- Task
The material below should be written out in full and exactly; pictures stay out of the copy.

- Listed records
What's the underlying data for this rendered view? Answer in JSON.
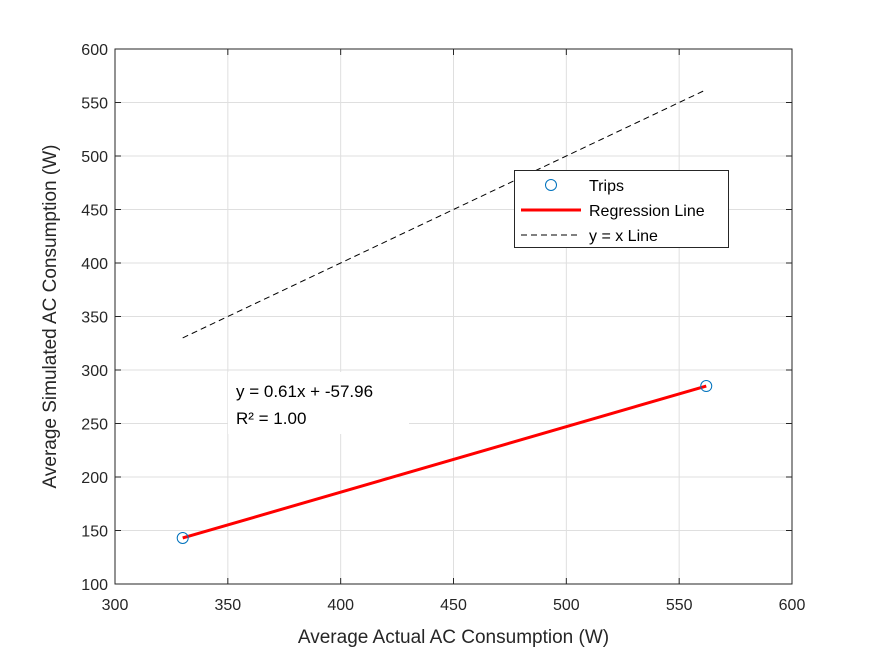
{
  "chart_data": {
    "type": "scatter",
    "xlabel": "Average Actual AC Consumption (W)",
    "ylabel": "Average Simulated AC Consumption (W)",
    "xlim": [
      300,
      600
    ],
    "ylim": [
      100,
      600
    ],
    "xticks": [
      300,
      350,
      400,
      450,
      500,
      550,
      600
    ],
    "yticks": [
      100,
      150,
      200,
      250,
      300,
      350,
      400,
      450,
      500,
      550,
      600
    ],
    "grid": true,
    "legend_position": "upper-right",
    "series": [
      {
        "name": "Trips",
        "kind": "scatter",
        "marker": "circle-open",
        "color": "#0072BD",
        "x": [
          330,
          562
        ],
        "y": [
          143,
          285
        ]
      },
      {
        "name": "Regression Line",
        "kind": "line",
        "style": "solid",
        "color": "#FF0000",
        "x": [
          330,
          562
        ],
        "y": [
          143,
          285
        ]
      },
      {
        "name": "y = x Line",
        "kind": "line",
        "style": "dashed",
        "color": "#000000",
        "x": [
          330,
          562
        ],
        "y": [
          330,
          562
        ]
      }
    ],
    "annotations": [
      {
        "text": "y = 0.61x + -57.96"
      },
      {
        "text": "R² = 1.00"
      }
    ]
  }
}
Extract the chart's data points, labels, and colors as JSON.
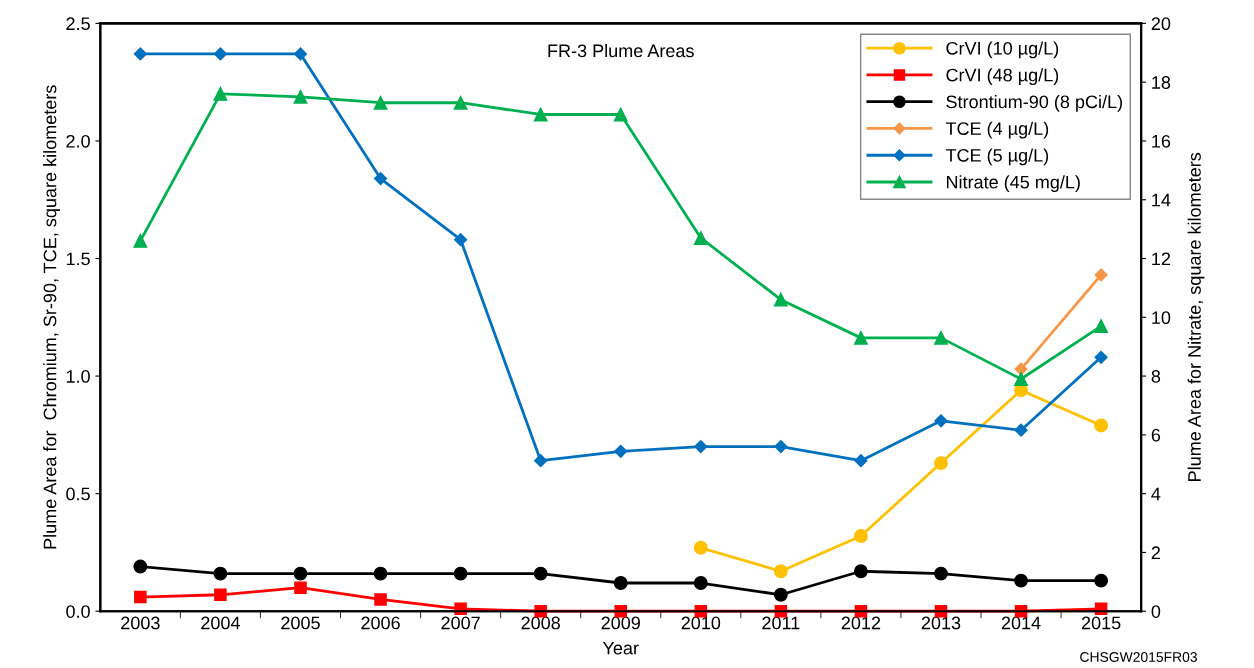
{
  "chart_data": {
    "type": "line",
    "title": "FR-3 Plume Areas",
    "xlabel": "Year",
    "ylabel": "Plume Area for  Chromium, Sr-90, TCE, square kilometers",
    "y2label": "Plume Area for Nitrate, square kilometers",
    "categories": [
      "2003",
      "2004",
      "2005",
      "2006",
      "2007",
      "2008",
      "2009",
      "2010",
      "2011",
      "2012",
      "2013",
      "2014",
      "2015"
    ],
    "series": [
      {
        "name": "CrVI (10 µg/L)",
        "color": "#ffc000",
        "marker": "circle",
        "values": [
          null,
          null,
          null,
          null,
          null,
          null,
          null,
          0.27,
          0.17,
          0.32,
          0.63,
          0.94,
          0.79
        ]
      },
      {
        "name": "CrVI (48 µg/L)",
        "color": "#ff0000",
        "marker": "square",
        "values": [
          0.06,
          0.07,
          0.1,
          0.05,
          0.01,
          0.0,
          0.0,
          0.0,
          0.0,
          0.0,
          0.0,
          0.0,
          0.01
        ]
      },
      {
        "name": "Strontium-90 (8 pCi/L)",
        "color": "#000000",
        "marker": "circle",
        "values": [
          0.19,
          0.16,
          0.16,
          0.16,
          0.16,
          0.16,
          0.12,
          0.12,
          0.07,
          0.17,
          0.16,
          0.13,
          0.13
        ]
      },
      {
        "name": "TCE (4 µg/L)",
        "color": "#f79646",
        "marker": "diamond",
        "values": [
          null,
          null,
          null,
          null,
          null,
          null,
          null,
          null,
          null,
          null,
          null,
          1.03,
          1.43
        ]
      },
      {
        "name": "TCE (5 µg/L)",
        "color": "#0070c0",
        "marker": "diamond",
        "values": [
          2.37,
          2.37,
          2.37,
          1.84,
          1.58,
          0.64,
          0.68,
          0.7,
          0.7,
          0.64,
          0.81,
          0.77,
          1.08
        ]
      },
      {
        "name": "Nitrate (45 mg/L)",
        "color": "#00b050",
        "marker": "triangle",
        "axis": "y2",
        "values": [
          12.6,
          17.6,
          17.5,
          17.3,
          17.3,
          16.9,
          16.9,
          12.7,
          10.6,
          9.3,
          9.3,
          7.9,
          9.7
        ]
      }
    ],
    "ylim": [
      0,
      2.5
    ],
    "yticks": [
      {
        "value": 0,
        "label": "0.0"
      },
      {
        "value": 0.5,
        "label": "0.5"
      },
      {
        "value": 1,
        "label": "1.0"
      },
      {
        "value": 1.5,
        "label": "1.5"
      },
      {
        "value": 2,
        "label": "2.0"
      },
      {
        "value": 2.5,
        "label": "2.5"
      }
    ],
    "y2lim": [
      0,
      20
    ],
    "y2ticks": [
      0,
      2,
      4,
      6,
      8,
      10,
      12,
      14,
      16,
      18,
      20
    ],
    "legend": "top right",
    "grid": false,
    "annotations": [
      "CHSGW2015FR03"
    ]
  }
}
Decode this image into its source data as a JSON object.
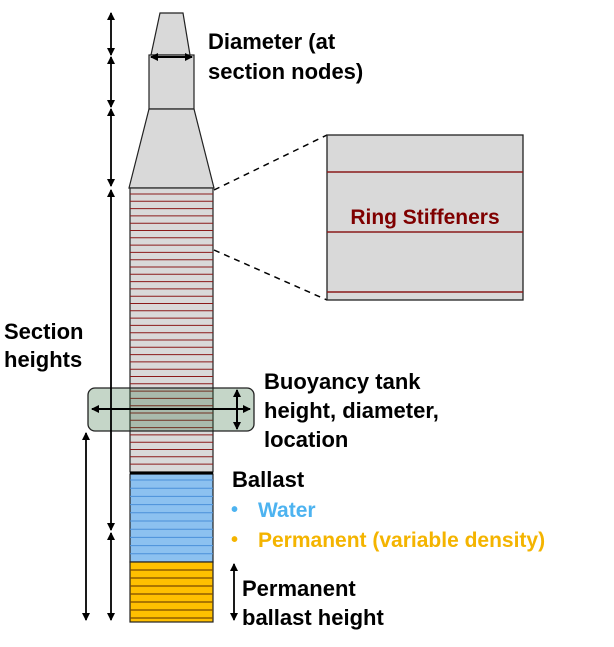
{
  "labels": {
    "diameter_line1": "Diameter (at",
    "diameter_line2": "section nodes)",
    "ring_stiffeners": "Ring Stiffeners",
    "section_line1": "Section",
    "section_line2": "heights",
    "buoyancy_line1": "Buoyancy tank",
    "buoyancy_line2": "height, diameter,",
    "buoyancy_line3": "location",
    "ballast_title": "Ballast",
    "ballast_water": "Water",
    "ballast_permanent": "Permanent (variable density)",
    "perm_height_line1": "Permanent",
    "perm_height_line2": "ballast height"
  },
  "bullets": {
    "water": "•",
    "permanent": "•"
  },
  "colors": {
    "hull_fill": "#d9d9d9",
    "hull_stroke": "#222222",
    "stiffener": "#8b1a1a",
    "ring_label": "#7f0000",
    "water_fill": "#8cc1f0",
    "water_line": "#4a90d9",
    "water_text": "#4db3f0",
    "perm_fill": "#ffc000",
    "perm_line": "#7a4a00",
    "perm_text": "#f4b400",
    "tank_fill": "#2e6b3b",
    "text": "#000000"
  }
}
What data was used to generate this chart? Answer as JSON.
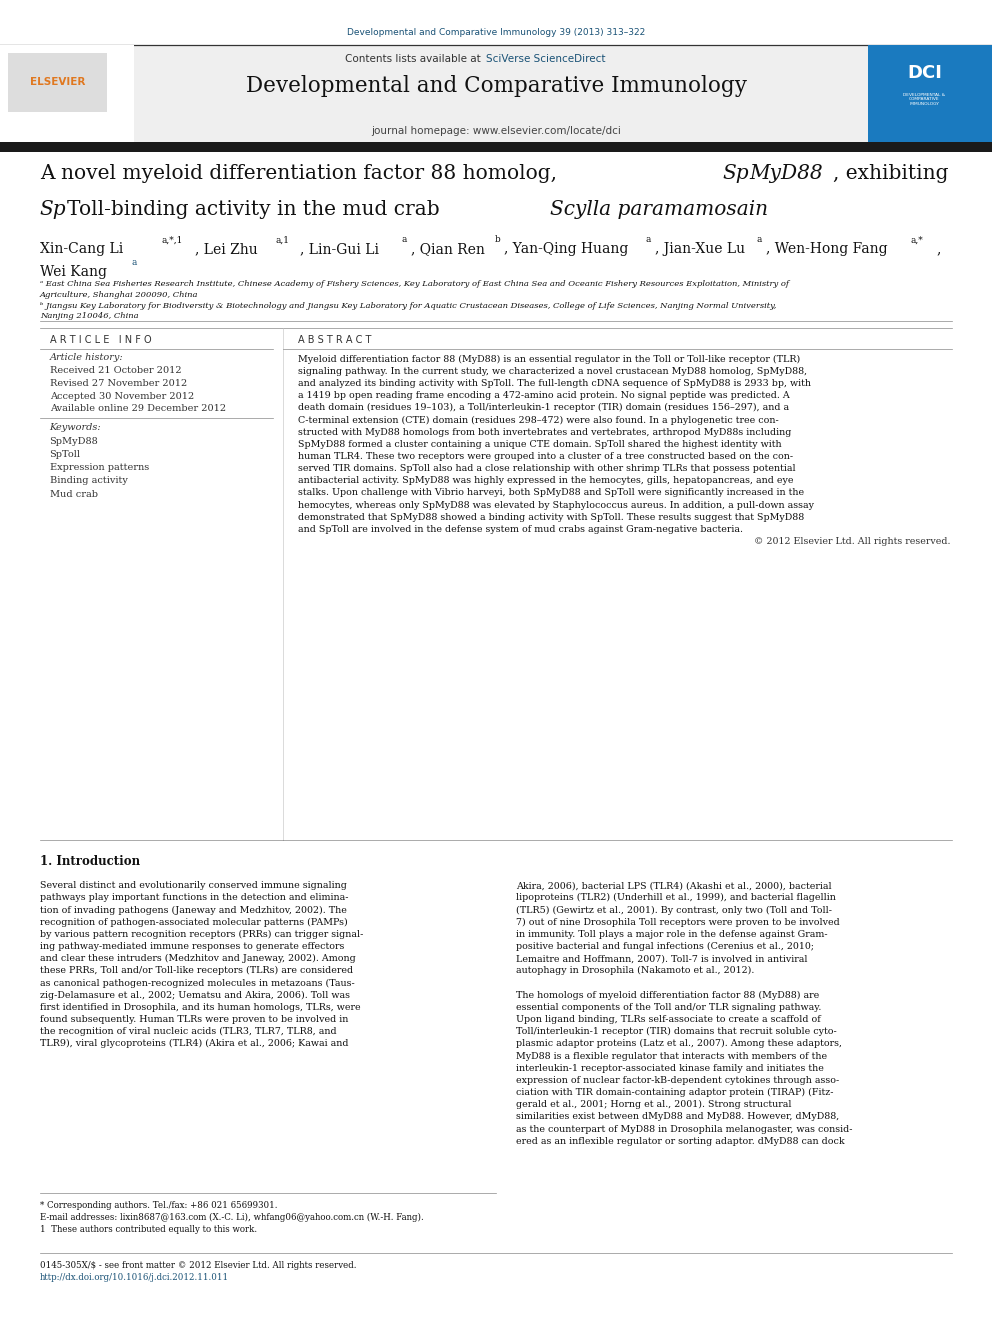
{
  "page_width": 9.92,
  "page_height": 13.23,
  "bg_color": "#ffffff",
  "journal_ref_color": "#1a5276",
  "link_color": "#1a5276",
  "orange_color": "#e07820",
  "header_bar_color": "#f0f0f0",
  "dark_bar_color": "#1a1a1a",
  "journal_ref": "Developmental and Comparative Immunology 39 (2013) 313–322",
  "journal_name": "Developmental and Comparative Immunology",
  "journal_homepage": "journal homepage: www.elsevier.com/locate/dci",
  "article_info_header": "A R T I C L E   I N F O",
  "abstract_header": "A B S T R A C T",
  "article_history_label": "Article history:",
  "received": "Received 21 October 2012",
  "revised": "Revised 27 November 2012",
  "accepted": "Accepted 30 November 2012",
  "available": "Available online 29 December 2012",
  "keywords_label": "Keywords:",
  "keywords": [
    "SpMyD88",
    "SpToll",
    "Expression patterns",
    "Binding activity",
    "Mud crab"
  ],
  "copyright": "© 2012 Elsevier Ltd. All rights reserved.",
  "intro_header": "1. Introduction",
  "footnote_star": "* Corresponding authors. Tel./fax: +86 021 65699301.",
  "footnote_email": "E-mail addresses: lixin8687@163.com (X.-C. Li), whfang06@yahoo.com.cn (W.-H. Fang).",
  "footnote_1": "1  These authors contributed equally to this work.",
  "footer_text": "0145-305X/$ - see front matter © 2012 Elsevier Ltd. All rights reserved.",
  "footer_doi": "http://dx.doi.org/10.1016/j.dci.2012.11.011"
}
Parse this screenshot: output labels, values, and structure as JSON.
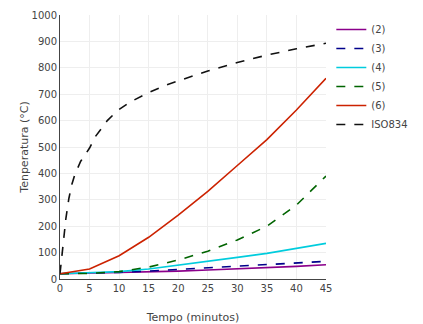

- Output of the task
What's the underlying data for this rendered view? Answer in JSON.
{
  "chart_data": {
    "type": "scatter",
    "xlabel": "Average Actual AC Consumption (W)",
    "ylabel": "Average Simulated AC Consumption (W)",
    "xlim": [
      300,
      600
    ],
    "ylim": [
      100,
      600
    ],
    "xticks": [
      300,
      350,
      400,
      450,
      500,
      550,
      600
    ],
    "yticks": [
      100,
      150,
      200,
      250,
      300,
      350,
      400,
      450,
      500,
      550,
      600
    ],
    "grid": true,
    "legend_position": "upper-right",
    "series": [
      {
        "name": "Trips",
        "kind": "scatter",
        "marker": "circle-open",
        "color": "#0072BD",
        "x": [
          330,
          562
        ],
        "y": [
          143,
          285
        ]
      },
      {
        "name": "Regression Line",
        "kind": "line",
        "style": "solid",
        "color": "#FF0000",
        "x": [
          330,
          562
        ],
        "y": [
          143,
          285
        ]
      },
      {
        "name": "y = x Line",
        "kind": "line",
        "style": "dashed",
        "color": "#000000",
        "x": [
          330,
          562
        ],
        "y": [
          330,
          562
        ]
      }
    ],
    "annotations": [
      {
        "text": "y = 0.61x + -57.96"
      },
      {
        "text": "R² = 1.00"
      }
    ]
  }
}
Extract the chart's data points, labels, and colors as JSON.
{
  "chart_data": {
    "type": "line",
    "title": "FR-3 Plume Areas",
    "xlabel": "Year",
    "ylabel": "Plume Area for  Chromium, Sr-90, TCE, square kilometers",
    "y2label": "Plume Area for Nitrate, square kilometers",
    "categories": [
      "2003",
      "2004",
      "2005",
      "2006",
      "2007",
      "2008",
      "2009",
      "2010",
      "2011",
      "2012",
      "2013",
      "2014",
      "2015"
    ],
    "series": [
      {
        "name": "CrVI (10 µg/L)",
        "color": "#ffc000",
        "marker": "circle",
        "values": [
          null,
          null,
          null,
          null,
          null,
          null,
          null,
          0.27,
          0.17,
          0.32,
          0.63,
          0.94,
          0.79
        ]
      },
      {
        "name": "CrVI (48 µg/L)",
        "color": "#ff0000",
        "marker": "square",
        "values": [
          0.06,
          0.07,
          0.1,
          0.05,
          0.01,
          0.0,
          0.0,
          0.0,
          0.0,
          0.0,
          0.0,
          0.0,
          0.01
        ]
      },
      {
        "name": "Strontium-90 (8 pCi/L)",
        "color": "#000000",
        "marker": "circle",
        "values": [
          0.19,
          0.16,
          0.16,
          0.16,
          0.16,
          0.16,
          0.12,
          0.12,
          0.07,
          0.17,
          0.16,
          0.13,
          0.13
        ]
      },
      {
        "name": "TCE (4 µg/L)",
        "color": "#f79646",
        "marker": "diamond",
        "values": [
          null,
          null,
          null,
          null,
          null,
          null,
          null,
          null,
          null,
          null,
          null,
          1.03,
          1.43
        ]
      },
      {
        "name": "TCE (5 µg/L)",
        "color": "#0070c0",
        "marker": "diamond",
        "values": [
          2.37,
          2.37,
          2.37,
          1.84,
          1.58,
          0.64,
          0.68,
          0.7,
          0.7,
          0.64,
          0.81,
          0.77,
          1.08
        ]
      },
      {
        "name": "Nitrate (45 mg/L)",
        "color": "#00b050",
        "marker": "triangle",
        "axis": "y2",
        "values": [
          12.6,
          17.6,
          17.5,
          17.3,
          17.3,
          16.9,
          16.9,
          12.7,
          10.6,
          9.3,
          9.3,
          7.9,
          9.7
        ]
      }
    ],
    "ylim": [
      0,
      2.5
    ],
    "yticks": [
      {
        "value": 0,
        "label": "0.0"
      },
      {
        "value": 0.5,
        "label": "0.5"
      },
      {
        "value": 1,
        "label": "1.0"
      },
      {
        "value": 1.5,
        "label": "1.5"
      },
      {
        "value": 2,
        "label": "2.0"
      },
      {
        "value": 2.5,
        "label": "2.5"
      }
    ],
    "y2lim": [
      0,
      20
    ],
    "y2ticks": [
      0,
      2,
      4,
      6,
      8,
      10,
      12,
      14,
      16,
      18,
      20
    ],
    "legend": "top right",
    "grid": false,
    "annotations": [
      "CHSGW2015FR03"
    ]
  }
}
Decode this image into its source data as a JSON object.
{
  "labels": {
    "diameter_line1": "Diameter (at",
    "diameter_line2": "section nodes)",
    "ring_stiffeners": "Ring Stiffeners",
    "section_line1": "Section",
    "section_line2": "heights",
    "buoyancy_line1": "Buoyancy tank",
    "buoyancy_line2": "height, diameter,",
    "buoyancy_line3": "location",
    "ballast_title": "Ballast",
    "ballast_water": "Water",
    "ballast_permanent": "Permanent (variable density)",
    "perm_height_line1": "Permanent",
    "perm_height_line2": "ballast height"
  },
  "bullets": {
    "water": "•",
    "permanent": "•"
  },
  "colors": {
    "hull_fill": "#d9d9d9",
    "hull_stroke": "#222222",
    "stiffener": "#8b1a1a",
    "ring_label": "#7f0000",
    "water_fill": "#8cc1f0",
    "water_line": "#4a90d9",
    "water_text": "#4db3f0",
    "perm_fill": "#ffc000",
    "perm_line": "#7a4a00",
    "perm_text": "#f4b400",
    "tank_fill": "#2e6b3b",
    "text": "#000000"
  }
}
What data was used to generate this chart? Answer as JSON.
{
  "page_width": 9.92,
  "page_height": 13.23,
  "bg_color": "#ffffff",
  "journal_ref_color": "#1a5276",
  "link_color": "#1a5276",
  "orange_color": "#e07820",
  "header_bar_color": "#f0f0f0",
  "dark_bar_color": "#1a1a1a",
  "journal_ref": "Developmental and Comparative Immunology 39 (2013) 313–322",
  "journal_name": "Developmental and Comparative Immunology",
  "journal_homepage": "journal homepage: www.elsevier.com/locate/dci",
  "article_info_header": "A R T I C L E   I N F O",
  "abstract_header": "A B S T R A C T",
  "article_history_label": "Article history:",
  "received": "Received 21 October 2012",
  "revised": "Revised 27 November 2012",
  "accepted": "Accepted 30 November 2012",
  "available": "Available online 29 December 2012",
  "keywords_label": "Keywords:",
  "keywords": [
    "SpMyD88",
    "SpToll",
    "Expression patterns",
    "Binding activity",
    "Mud crab"
  ],
  "copyright": "© 2012 Elsevier Ltd. All rights reserved.",
  "intro_header": "1. Introduction",
  "footnote_star": "* Corresponding authors. Tel./fax: +86 021 65699301.",
  "footnote_email": "E-mail addresses: lixin8687@163.com (X.-C. Li), whfang06@yahoo.com.cn (W.-H. Fang).",
  "footnote_1": "1  These authors contributed equally to this work.",
  "footer_text": "0145-305X/$ - see front matter © 2012 Elsevier Ltd. All rights reserved.",
  "footer_doi": "http://dx.doi.org/10.1016/j.dci.2012.11.011"
}
Parse this screenshot: output labels, values, and structure as JSON.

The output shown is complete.